§ What you will do
Pull out each line of the data that includes the word "this".

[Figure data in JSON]
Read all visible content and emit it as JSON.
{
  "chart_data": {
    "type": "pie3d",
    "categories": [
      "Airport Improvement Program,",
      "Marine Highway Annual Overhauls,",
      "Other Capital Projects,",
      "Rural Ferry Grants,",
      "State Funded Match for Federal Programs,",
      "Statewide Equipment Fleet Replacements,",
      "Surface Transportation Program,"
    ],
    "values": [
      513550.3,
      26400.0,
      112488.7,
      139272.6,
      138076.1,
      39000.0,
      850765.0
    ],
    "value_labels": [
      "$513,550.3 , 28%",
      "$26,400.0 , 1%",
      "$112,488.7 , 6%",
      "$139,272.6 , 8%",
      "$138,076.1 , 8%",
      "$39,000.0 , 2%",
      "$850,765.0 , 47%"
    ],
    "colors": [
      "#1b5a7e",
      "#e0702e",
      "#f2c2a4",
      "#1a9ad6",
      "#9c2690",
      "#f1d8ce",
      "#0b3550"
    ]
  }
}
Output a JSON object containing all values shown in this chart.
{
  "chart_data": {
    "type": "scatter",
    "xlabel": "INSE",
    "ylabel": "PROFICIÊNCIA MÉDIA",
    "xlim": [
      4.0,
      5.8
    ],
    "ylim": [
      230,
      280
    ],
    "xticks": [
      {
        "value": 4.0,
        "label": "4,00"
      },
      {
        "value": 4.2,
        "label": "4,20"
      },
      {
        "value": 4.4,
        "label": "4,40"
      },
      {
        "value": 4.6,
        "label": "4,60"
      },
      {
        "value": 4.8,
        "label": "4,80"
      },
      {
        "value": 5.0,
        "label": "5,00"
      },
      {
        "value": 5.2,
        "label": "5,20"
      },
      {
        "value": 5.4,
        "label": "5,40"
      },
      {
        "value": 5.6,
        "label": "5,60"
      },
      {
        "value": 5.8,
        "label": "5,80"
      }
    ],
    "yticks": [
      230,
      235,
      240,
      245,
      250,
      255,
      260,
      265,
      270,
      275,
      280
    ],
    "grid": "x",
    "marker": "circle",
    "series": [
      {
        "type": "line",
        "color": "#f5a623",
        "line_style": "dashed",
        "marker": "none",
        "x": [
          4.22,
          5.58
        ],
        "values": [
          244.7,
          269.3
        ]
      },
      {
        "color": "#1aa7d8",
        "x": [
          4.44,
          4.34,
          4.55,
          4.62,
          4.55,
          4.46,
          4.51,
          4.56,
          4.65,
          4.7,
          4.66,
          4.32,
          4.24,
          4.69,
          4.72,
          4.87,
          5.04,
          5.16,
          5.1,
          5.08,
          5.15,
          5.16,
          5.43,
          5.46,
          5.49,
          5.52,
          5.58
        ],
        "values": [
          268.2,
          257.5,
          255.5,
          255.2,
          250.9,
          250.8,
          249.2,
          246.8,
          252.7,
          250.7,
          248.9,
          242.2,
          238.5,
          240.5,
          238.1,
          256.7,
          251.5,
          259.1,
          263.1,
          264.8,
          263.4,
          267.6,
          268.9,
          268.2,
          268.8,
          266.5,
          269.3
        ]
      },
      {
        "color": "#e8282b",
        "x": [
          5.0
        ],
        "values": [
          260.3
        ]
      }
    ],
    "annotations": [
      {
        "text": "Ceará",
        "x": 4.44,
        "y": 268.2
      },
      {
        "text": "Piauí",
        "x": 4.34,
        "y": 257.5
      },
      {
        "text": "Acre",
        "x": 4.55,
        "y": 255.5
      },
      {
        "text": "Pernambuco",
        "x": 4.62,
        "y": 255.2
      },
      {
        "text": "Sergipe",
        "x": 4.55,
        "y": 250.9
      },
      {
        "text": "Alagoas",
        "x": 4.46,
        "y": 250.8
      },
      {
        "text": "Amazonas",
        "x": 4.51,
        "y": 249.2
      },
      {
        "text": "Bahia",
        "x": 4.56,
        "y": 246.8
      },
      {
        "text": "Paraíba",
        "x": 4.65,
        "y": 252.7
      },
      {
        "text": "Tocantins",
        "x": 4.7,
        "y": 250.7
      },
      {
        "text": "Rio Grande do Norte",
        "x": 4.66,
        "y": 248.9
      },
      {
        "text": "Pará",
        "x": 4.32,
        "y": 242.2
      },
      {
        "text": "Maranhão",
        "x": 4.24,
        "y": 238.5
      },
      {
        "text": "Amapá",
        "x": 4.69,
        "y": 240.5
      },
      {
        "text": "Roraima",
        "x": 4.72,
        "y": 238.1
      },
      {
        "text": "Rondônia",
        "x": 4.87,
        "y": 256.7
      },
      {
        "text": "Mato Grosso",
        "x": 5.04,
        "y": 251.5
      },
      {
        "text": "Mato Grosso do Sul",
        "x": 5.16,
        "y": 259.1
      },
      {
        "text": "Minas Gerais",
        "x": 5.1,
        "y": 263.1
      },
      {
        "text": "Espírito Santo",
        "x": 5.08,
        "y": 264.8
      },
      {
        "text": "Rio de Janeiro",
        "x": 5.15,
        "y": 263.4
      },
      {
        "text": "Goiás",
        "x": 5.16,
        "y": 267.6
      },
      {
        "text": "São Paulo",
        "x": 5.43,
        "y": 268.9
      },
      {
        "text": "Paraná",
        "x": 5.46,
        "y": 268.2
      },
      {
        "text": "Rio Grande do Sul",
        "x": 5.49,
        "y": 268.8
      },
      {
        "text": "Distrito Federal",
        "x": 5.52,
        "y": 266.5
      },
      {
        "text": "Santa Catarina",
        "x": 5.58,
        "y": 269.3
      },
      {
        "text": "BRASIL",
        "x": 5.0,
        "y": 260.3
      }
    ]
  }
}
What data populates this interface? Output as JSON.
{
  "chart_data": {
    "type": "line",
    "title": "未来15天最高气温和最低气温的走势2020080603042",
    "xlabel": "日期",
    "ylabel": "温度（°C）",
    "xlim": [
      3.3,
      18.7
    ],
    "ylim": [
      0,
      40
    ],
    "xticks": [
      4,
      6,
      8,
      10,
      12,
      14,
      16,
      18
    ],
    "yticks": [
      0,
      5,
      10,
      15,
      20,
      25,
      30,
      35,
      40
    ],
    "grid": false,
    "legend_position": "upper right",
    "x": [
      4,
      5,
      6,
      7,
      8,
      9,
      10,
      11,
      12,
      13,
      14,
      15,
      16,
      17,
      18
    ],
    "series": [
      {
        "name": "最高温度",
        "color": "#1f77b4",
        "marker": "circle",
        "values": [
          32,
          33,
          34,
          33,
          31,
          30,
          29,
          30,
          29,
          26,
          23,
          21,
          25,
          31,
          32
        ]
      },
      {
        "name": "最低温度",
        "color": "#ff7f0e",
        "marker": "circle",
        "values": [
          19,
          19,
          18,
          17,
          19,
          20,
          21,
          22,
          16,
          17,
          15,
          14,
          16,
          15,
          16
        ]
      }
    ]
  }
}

§ Response to the task
Output a JSON object containing all values shown in this chart.
What data populates this interface? Output as JSON.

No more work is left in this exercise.